SHORT TASK: Retype the records that come next, word for word.
-- Start STORED ROWS --
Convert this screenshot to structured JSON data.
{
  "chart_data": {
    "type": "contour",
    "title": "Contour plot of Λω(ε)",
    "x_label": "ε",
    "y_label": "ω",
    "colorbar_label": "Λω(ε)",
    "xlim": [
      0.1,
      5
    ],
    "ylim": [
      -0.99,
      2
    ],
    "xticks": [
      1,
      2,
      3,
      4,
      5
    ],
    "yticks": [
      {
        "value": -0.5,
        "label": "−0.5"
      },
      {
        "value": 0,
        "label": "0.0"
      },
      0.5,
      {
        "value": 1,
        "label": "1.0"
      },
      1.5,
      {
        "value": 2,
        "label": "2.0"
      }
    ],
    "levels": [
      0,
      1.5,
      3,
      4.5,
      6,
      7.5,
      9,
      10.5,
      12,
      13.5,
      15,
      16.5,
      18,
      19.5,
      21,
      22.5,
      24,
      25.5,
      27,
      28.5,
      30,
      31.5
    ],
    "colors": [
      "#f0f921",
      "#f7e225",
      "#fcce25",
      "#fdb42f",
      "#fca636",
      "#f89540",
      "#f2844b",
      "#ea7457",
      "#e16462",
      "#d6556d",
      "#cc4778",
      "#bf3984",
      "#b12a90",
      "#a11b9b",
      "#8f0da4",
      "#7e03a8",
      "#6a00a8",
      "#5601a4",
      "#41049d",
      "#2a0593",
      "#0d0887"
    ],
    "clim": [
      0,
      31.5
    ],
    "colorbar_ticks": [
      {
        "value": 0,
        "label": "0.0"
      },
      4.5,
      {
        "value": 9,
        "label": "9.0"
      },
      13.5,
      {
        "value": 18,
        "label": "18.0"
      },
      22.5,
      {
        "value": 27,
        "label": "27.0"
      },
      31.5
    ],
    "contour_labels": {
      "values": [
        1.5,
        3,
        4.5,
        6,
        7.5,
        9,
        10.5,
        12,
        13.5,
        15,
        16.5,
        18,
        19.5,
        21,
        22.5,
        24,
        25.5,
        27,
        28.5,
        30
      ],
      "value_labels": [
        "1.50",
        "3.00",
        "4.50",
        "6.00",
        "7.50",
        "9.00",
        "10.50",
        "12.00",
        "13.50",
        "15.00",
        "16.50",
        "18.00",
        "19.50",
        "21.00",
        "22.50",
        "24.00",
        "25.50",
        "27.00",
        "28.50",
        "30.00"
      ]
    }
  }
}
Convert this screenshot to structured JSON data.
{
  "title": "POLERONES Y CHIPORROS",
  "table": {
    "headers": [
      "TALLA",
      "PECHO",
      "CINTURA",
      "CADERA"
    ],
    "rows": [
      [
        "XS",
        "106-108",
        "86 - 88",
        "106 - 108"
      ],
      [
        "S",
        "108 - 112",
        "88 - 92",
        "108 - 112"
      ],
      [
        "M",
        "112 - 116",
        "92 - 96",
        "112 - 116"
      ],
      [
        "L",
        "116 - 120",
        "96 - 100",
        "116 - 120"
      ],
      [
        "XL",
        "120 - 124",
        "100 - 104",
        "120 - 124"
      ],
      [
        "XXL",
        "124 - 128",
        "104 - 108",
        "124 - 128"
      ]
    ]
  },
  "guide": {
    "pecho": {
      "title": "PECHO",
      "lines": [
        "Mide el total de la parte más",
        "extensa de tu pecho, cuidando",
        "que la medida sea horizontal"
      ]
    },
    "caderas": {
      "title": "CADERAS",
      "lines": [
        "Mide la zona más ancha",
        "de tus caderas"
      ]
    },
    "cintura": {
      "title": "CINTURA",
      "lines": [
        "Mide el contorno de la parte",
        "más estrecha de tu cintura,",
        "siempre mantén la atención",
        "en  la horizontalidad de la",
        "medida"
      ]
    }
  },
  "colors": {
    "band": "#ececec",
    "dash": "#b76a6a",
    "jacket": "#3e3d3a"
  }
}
-- End STORED ROWS --
RESULT OF THE TASK:
Convert this screenshot to structured JSON data.
{
  "chart_data": {
    "type": "contour",
    "title": "Contour plot of Λω(ε)",
    "x_label": "ε",
    "y_label": "ω",
    "colorbar_label": "Λω(ε)",
    "xlim": [
      0.1,
      5
    ],
    "ylim": [
      -0.99,
      2
    ],
    "xticks": [
      1,
      2,
      3,
      4,
      5
    ],
    "yticks": [
      {
        "value": -0.5,
        "label": "−0.5"
      },
      {
        "value": 0,
        "label": "0.0"
      },
      0.5,
      {
        "value": 1,
        "label": "1.0"
      },
      1.5,
      {
        "value": 2,
        "label": "2.0"
      }
    ],
    "levels": [
      0,
      1.5,
      3,
      4.5,
      6,
      7.5,
      9,
      10.5,
      12,
      13.5,
      15,
      16.5,
      18,
      19.5,
      21,
      22.5,
      24,
      25.5,
      27,
      28.5,
      30,
      31.5
    ],
    "colors": [
      "#f0f921",
      "#f7e225",
      "#fcce25",
      "#fdb42f",
      "#fca636",
      "#f89540",
      "#f2844b",
      "#ea7457",
      "#e16462",
      "#d6556d",
      "#cc4778",
      "#bf3984",
      "#b12a90",
      "#a11b9b",
      "#8f0da4",
      "#7e03a8",
      "#6a00a8",
      "#5601a4",
      "#41049d",
      "#2a0593",
      "#0d0887"
    ],
    "clim": [
      0,
      31.5
    ],
    "colorbar_ticks": [
      {
        "value": 0,
        "label": "0.0"
      },
      4.5,
      {
        "value": 9,
        "label": "9.0"
      },
      13.5,
      {
        "value": 18,
        "label": "18.0"
      },
      22.5,
      {
        "value": 27,
        "label": "27.0"
      },
      31.5
    ],
    "contour_labels": {
      "values": [
        1.5,
        3,
        4.5,
        6,
        7.5,
        9,
        10.5,
        12,
        13.5,
        15,
        16.5,
        18,
        19.5,
        21,
        22.5,
        24,
        25.5,
        27,
        28.5,
        30
      ],
      "value_labels": [
        "1.50",
        "3.00",
        "4.50",
        "6.00",
        "7.50",
        "9.00",
        "10.50",
        "12.00",
        "13.50",
        "15.00",
        "16.50",
        "18.00",
        "19.50",
        "21.00",
        "22.50",
        "24.00",
        "25.50",
        "27.00",
        "28.50",
        "30.00"
      ]
    }
  }
}
Convert this screenshot to structured JSON data.
{
  "title": "POLERONES Y CHIPORROS",
  "table": {
    "headers": [
      "TALLA",
      "PECHO",
      "CINTURA",
      "CADERA"
    ],
    "rows": [
      [
        "XS",
        "106-108",
        "86 - 88",
        "106 - 108"
      ],
      [
        "S",
        "108 - 112",
        "88 - 92",
        "108 - 112"
      ],
      [
        "M",
        "112 - 116",
        "92 - 96",
        "112 - 116"
      ],
      [
        "L",
        "116 - 120",
        "96 - 100",
        "116 - 120"
      ],
      [
        "XL",
        "120 - 124",
        "100 - 104",
        "120 - 124"
      ],
      [
        "XXL",
        "124 - 128",
        "104 - 108",
        "124 - 128"
      ]
    ]
  },
  "guide": {
    "pecho": {
      "title": "PECHO",
      "lines": [
        "Mide el total de la parte más",
        "extensa de tu pecho, cuidando",
        "que la medida sea horizontal"
      ]
    },
    "caderas": {
      "title": "CADERAS",
      "lines": [
        "Mide la zona más ancha",
        "de tus caderas"
      ]
    },
    "cintura": {
      "title": "CINTURA",
      "lines": [
        "Mide el contorno de la parte",
        "más estrecha de tu cintura,",
        "siempre mantén la atención",
        "en  la horizontalidad de la",
        "medida"
      ]
    }
  },
  "colors": {
    "band": "#ececec",
    "dash": "#b76a6a",
    "jacket": "#3e3d3a"
  }
}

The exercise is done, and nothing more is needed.